WHAT YOU ARE ASKED TO DO: Select every line holding the word "JSON" and copy it.

TASK DATA:

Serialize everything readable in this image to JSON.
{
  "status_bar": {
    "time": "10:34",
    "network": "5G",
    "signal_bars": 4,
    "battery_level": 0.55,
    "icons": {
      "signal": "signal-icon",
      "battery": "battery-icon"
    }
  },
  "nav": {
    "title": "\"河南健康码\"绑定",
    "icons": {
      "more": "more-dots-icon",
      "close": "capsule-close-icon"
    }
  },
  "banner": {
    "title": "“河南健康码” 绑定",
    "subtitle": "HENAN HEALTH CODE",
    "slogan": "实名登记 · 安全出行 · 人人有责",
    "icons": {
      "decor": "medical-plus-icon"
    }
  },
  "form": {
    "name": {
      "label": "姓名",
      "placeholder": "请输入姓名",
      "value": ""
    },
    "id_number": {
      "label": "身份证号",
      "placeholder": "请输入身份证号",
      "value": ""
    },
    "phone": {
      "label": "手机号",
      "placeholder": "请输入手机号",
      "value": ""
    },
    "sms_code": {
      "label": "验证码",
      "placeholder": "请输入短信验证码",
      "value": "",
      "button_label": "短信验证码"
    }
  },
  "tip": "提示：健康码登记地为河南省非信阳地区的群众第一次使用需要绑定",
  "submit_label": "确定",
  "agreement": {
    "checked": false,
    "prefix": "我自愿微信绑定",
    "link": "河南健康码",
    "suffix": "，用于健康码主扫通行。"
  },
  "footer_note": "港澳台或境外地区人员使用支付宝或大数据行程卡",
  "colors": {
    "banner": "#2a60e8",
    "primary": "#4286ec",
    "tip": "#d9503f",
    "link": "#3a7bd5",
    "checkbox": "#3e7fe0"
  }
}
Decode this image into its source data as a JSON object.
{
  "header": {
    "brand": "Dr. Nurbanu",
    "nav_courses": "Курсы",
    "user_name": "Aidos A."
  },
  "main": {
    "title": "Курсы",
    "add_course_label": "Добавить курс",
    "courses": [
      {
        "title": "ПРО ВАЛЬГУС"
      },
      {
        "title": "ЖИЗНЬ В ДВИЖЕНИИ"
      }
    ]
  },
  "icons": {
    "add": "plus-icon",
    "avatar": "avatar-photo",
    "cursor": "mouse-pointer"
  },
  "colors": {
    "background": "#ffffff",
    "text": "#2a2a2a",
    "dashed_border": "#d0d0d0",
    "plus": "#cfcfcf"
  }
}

OUTPUT OF THE TASK:
Serialize everything readable in this image to JSON.
Decode this image into its source data as a JSON object.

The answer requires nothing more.